## 課題一覧
A - ブランド要素の解説文のうち、「例えば、ディズニーランドであればブランドコンセプトは次の通り。」を含む箇所から「ブランド・パーソナリティとは、次のようなことを指します。」の直後までを、「ディズニーランド」をすべて「テーマパーク」に置き換えて再掲してください。
B - ブランド要素の解説文の要点を2文で述べてください。
C - ブランド要素の解説文の続きを、最後の文の後から記述してください。

## 本文抜粋
----------------

ブランドビジョンを実現する方法は無数に存在しますが、その方向性がバラバラだと何を創り出せばいいのか分かりません。「何があればブランドビジョンを実現できるのか?」の道しるべとなるのがブランドコンセプトです。
例として【A】と【B】を見比べてみてください。
【A】様々な食材を揃えたスーパー
【B】高級食材を中心に揃えたスーパー
どちらが「方向性」を決めやすいかと言えば【B】です。【A】は方向性が見えにくく、ブランドコンセプトとしては使えません。
例えば、ディズニーランドであればブランドコンセプトは次の通り。
ディズニーランドのブランドコンセプト
- 夢と魔法の王
ブランドコンセプト→ブランドビジョンと、繋がっているのが何となくは理解できるかと思います。
ブランドコンセプトの具体的な解説は、顧客を魅了するブランドコンセプトとは?|事例と必要性を徹底解説でご覧ください。かなり理解が深まるはずです。
また、これからブランドコンセプトを作る場合は、魅力的なコンセプトの作り方【全6ステップの具体的手順を解説】で解説しています。
ブランドパーソナリティは「個性」
ブランド・パーソナリティとは、次のようなことを指します。
- 会社・商品・サービスを「擬人化」する
- 人格のない会社・商品・サービスから、連想される人間的な特徴を組み合わせることで人格を持たせる
ブランド・パーソナリティは、「機能・性能」では違いを創り出しにくい場合でも、「個性」を創り出すことで肯定的なインパクトを与えることができます。
保険会社のメットライフ生命は、スヌーピーをテレビCMのキャラクターとして採用することで、「思いやりがあって親しみやすい」というイメージを消費者に与えられています。
ブランド・プロミスは「提供する価値の約束」
そのままの意味です。ブランドが約束することをプランドプロミスと言います。具体的には「品質」「機能」などの提供価値のことを指します。
ブランドプロミスは、ロゴやブランド名も含めた複数のブランド要素を約束するものです。どこまでをブランドとして約束するのかは会社によって様々です。
過去にコカ・コーラがペプシコーラとの競争で、甘みの強い「ニュー・コーク」を販売したことがありました。
ところが、この戦略は大失敗。
従来からのファンがクレーム、抗議、訴訟を起こす問題にまで発展して、わずか10週間で「ニュー・コーク」を撤退するまでに至りました。

----------------

## 資料一覧
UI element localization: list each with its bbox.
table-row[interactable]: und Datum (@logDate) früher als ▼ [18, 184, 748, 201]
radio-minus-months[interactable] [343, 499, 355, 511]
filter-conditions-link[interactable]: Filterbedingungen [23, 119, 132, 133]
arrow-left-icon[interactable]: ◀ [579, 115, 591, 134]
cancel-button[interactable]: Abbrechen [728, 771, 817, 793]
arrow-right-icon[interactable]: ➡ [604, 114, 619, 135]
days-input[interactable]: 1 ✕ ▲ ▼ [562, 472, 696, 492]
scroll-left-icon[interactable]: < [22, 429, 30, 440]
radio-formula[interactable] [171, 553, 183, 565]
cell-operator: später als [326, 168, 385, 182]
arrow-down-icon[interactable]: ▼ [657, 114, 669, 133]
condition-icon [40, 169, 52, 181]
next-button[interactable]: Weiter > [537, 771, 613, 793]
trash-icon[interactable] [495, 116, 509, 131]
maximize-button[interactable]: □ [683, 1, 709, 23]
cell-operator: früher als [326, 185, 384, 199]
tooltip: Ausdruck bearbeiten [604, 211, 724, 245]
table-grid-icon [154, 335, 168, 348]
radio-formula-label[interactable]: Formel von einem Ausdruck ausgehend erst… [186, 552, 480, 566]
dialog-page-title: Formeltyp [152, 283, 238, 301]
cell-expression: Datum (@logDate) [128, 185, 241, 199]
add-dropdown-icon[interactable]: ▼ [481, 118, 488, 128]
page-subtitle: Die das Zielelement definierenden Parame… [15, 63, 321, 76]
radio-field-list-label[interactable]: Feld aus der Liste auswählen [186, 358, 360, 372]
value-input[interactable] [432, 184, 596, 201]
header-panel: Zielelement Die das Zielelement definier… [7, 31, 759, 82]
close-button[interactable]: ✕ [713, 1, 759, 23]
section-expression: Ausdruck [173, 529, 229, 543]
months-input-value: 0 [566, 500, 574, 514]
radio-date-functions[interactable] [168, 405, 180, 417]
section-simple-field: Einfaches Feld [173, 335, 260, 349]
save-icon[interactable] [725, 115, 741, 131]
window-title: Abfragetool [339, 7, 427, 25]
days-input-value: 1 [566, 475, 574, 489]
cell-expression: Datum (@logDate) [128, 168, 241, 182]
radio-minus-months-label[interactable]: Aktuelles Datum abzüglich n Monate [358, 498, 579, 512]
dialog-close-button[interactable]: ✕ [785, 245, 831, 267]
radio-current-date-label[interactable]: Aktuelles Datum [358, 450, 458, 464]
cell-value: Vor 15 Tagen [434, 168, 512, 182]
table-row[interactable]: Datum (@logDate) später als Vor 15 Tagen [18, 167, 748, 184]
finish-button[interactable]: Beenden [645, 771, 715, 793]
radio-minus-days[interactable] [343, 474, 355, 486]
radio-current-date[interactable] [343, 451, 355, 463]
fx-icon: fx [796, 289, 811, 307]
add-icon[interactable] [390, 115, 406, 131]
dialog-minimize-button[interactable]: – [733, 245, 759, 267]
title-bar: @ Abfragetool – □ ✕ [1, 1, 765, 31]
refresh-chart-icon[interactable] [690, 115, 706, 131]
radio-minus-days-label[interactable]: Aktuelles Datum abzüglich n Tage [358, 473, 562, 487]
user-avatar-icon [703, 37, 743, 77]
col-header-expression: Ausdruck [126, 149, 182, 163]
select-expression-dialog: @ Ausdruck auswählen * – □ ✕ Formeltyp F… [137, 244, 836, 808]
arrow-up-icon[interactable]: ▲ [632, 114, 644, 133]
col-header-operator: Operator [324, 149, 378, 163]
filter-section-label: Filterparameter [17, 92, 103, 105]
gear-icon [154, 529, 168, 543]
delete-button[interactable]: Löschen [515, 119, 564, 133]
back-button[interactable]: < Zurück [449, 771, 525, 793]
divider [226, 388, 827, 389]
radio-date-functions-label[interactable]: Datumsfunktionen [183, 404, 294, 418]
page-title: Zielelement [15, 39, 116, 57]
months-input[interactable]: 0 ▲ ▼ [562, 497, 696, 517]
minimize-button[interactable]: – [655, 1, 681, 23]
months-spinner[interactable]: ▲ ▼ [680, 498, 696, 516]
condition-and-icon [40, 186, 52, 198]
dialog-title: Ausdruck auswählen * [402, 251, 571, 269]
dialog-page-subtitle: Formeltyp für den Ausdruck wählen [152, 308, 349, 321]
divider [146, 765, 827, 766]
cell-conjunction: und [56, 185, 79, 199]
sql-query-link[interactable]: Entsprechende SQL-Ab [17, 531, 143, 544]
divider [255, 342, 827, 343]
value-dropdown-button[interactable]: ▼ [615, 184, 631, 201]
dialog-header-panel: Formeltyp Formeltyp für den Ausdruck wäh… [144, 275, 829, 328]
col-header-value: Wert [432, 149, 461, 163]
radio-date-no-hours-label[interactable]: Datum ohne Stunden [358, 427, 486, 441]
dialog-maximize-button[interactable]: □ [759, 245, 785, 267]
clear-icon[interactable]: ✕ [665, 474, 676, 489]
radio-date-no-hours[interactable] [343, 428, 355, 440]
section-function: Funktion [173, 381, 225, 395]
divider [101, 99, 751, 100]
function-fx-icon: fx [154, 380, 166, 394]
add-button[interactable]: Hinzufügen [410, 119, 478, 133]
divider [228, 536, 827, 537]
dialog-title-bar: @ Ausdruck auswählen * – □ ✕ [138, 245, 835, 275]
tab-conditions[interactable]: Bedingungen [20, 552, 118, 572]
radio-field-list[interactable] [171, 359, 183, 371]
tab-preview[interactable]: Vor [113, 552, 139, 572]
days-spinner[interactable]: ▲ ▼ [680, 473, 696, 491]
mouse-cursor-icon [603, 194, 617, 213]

----------------

## 各課題の解答
A -
例えば、テーマパークであればブランドコンセプトは次の通り。
テーマパークのブランドコンセプト
- 夢と魔法の王
ブランドコンセプト→ブランドビジョンと、繋がっているのが何となくは理解できるかと思います。
ブランドコンセプトの具体的な解説は、顧客を魅了するブランドコンセプトとは?|事例と必要性を徹底解説でご覧ください。かなり理解が深まるはずです。
また、これからブランドコンセプトを作る場合は、魅力的なコンセプトの作り方【全6ステップの具体的手順を解説】で解説しています。
ブランドパーソナリティは「個性」
ブランド・パーソナリティとは、次のようなことを指します。

B - ブランドコンセプトはブランドビジョンを実現するための道しるべです。ブランドパーソナリティは会社・商品・サービスを擬人化して「個性」を持たせるもので、ブランドプロミスは「品質」「機能」などの提供価値の約束です。

C -
ブランドプロミスは、キャッチコピーとして打ち出している会社も多いですね。いくつかご紹介します。
ディズニーランド
- 地球で一番ハッピーな場所。
Zoho
- オンラインで働く。
Master Card
- お金で買えない価値がある。買えるものはマスターカードで。
MGM
- MGMはスゴい映画。
ブランドプロミスはキャッチコピーだけではなく、ブランドの体験から感じ取れる部分も多くあります。
Appleの商品は「シンプルで洗練されている」「革新的な技術」「説明書不要の操作性」などが、すでにAppleユーザーの感覚として約束されているものだと思います。
【ステップ3】認識できるアウトプットを作成する
ようやくここからが具体的なアウトプットを作成するステップです。
ブランディングを「ロゴ」とか「ブランド名」だと勘違いされてしまうのは、このステップ3の「認識できる部分」だけを見ての判断かと思います。
「ロゴ」や「ブランド名」はブランディングするための方法論の1つであり、全てでは無いです。ただ、認識される部分が評価と直結するのでステップ1とステップ2と同じぐらい大事です。
神は細部に宿る
このような名言がありまして、最後のアウトプットを細部までこだわり抜きましょう。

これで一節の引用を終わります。